Task goal:
Omit the pictures from the entries below and retype everything else exactly.

Task data:
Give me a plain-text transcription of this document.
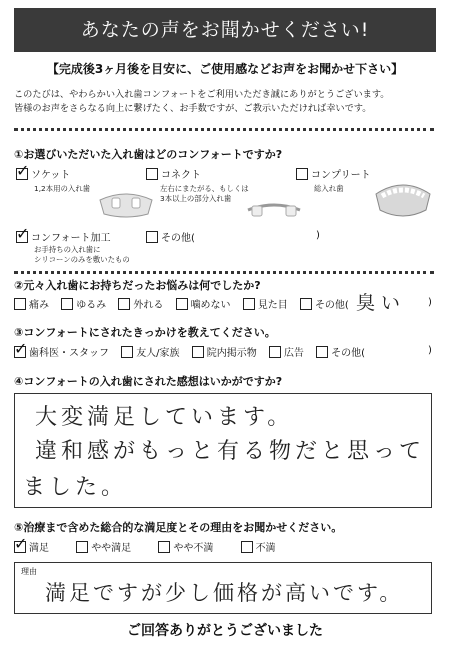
あなたの声をお聞かせください!
【完成後3ヶ月後を目安に、ご使用感などお声をお聞かせ下さい】
このたびは、やわらかい入れ歯コンフォートをご利用いただき誠にありがとうございます。
皆様のお声をさらなる向上に繋げたく、お手数ですが、ご教示いただければ幸いです。
①お選びいただいた入れ歯はどのコンフォートですか?
✓ソケット
1,2本用の入れ歯
コネクト
左右にまたがる、もしくは
3本以上の部分入れ歯
コンプリート
総入れ歯
✓コンフォート加工
お手持ちの入れ歯に
シリコーンのみを敷いたもの
その他(	)
②元々入れ歯にお持ちだったお悩みは何でしたか?
痛み	ゆるみ	外れる	噛めない	見た目	その他( 臭い )
③コンフォートにされたきっかけを教えてください。
✓歯科医・スタッフ	友人/家族	院内掲示物	広告	その他(	)
④コンフォートの入れ歯にされた感想はいかがですか?
大変満足しています。
違和感がもっと有る物だと思って
ました。
⑤治療まで含めた総合的な満足度とその理由をお聞かせください。
✓満足	やや満足	やや不満	不満
理由
満足ですが少し価格が高いです。
ご回答ありがとうございました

Solution to the problem:
Give me a plain-text transcription of this document.
あなたの声をお聞かせください!
【完成後3ヶ月後を目安に、ご使用感などお声をお聞かせ下さい】
このたびは、やわらかい入れ歯コンフォートをご利用いただき誠にありがとうございます。
皆様のお声をさらなる向上に繋げたく、お手数ですが、ご教示いただければ幸いです。
①お選びいただいた入れ歯はどのコンフォートですか?
✓ソケット
1,2本用の入れ歯
コネクト
左右にまたがる、もしくは
3本以上の部分入れ歯
コンプリート
総入れ歯
✓コンフォート加工
お手持ちの入れ歯に
シリコーンのみを敷いたもの
その他(	)
②元々入れ歯にお持ちだったお悩みは何でしたか?
痛み	ゆるみ	外れる	噛めない	見た目	その他( 臭い )
③コンフォートにされたきっかけを教えてください。
✓歯科医・スタッフ	友人/家族	院内掲示物	広告	その他(	)
④コンフォートの入れ歯にされた感想はいかがですか?
大変満足しています。
違和感がもっと有る物だと思って
ました。
⑤治療まで含めた総合的な満足度とその理由をお聞かせください。
✓満足	やや満足	やや不満	不満
理由
満足ですが少し価格が高いです。
ご回答ありがとうございました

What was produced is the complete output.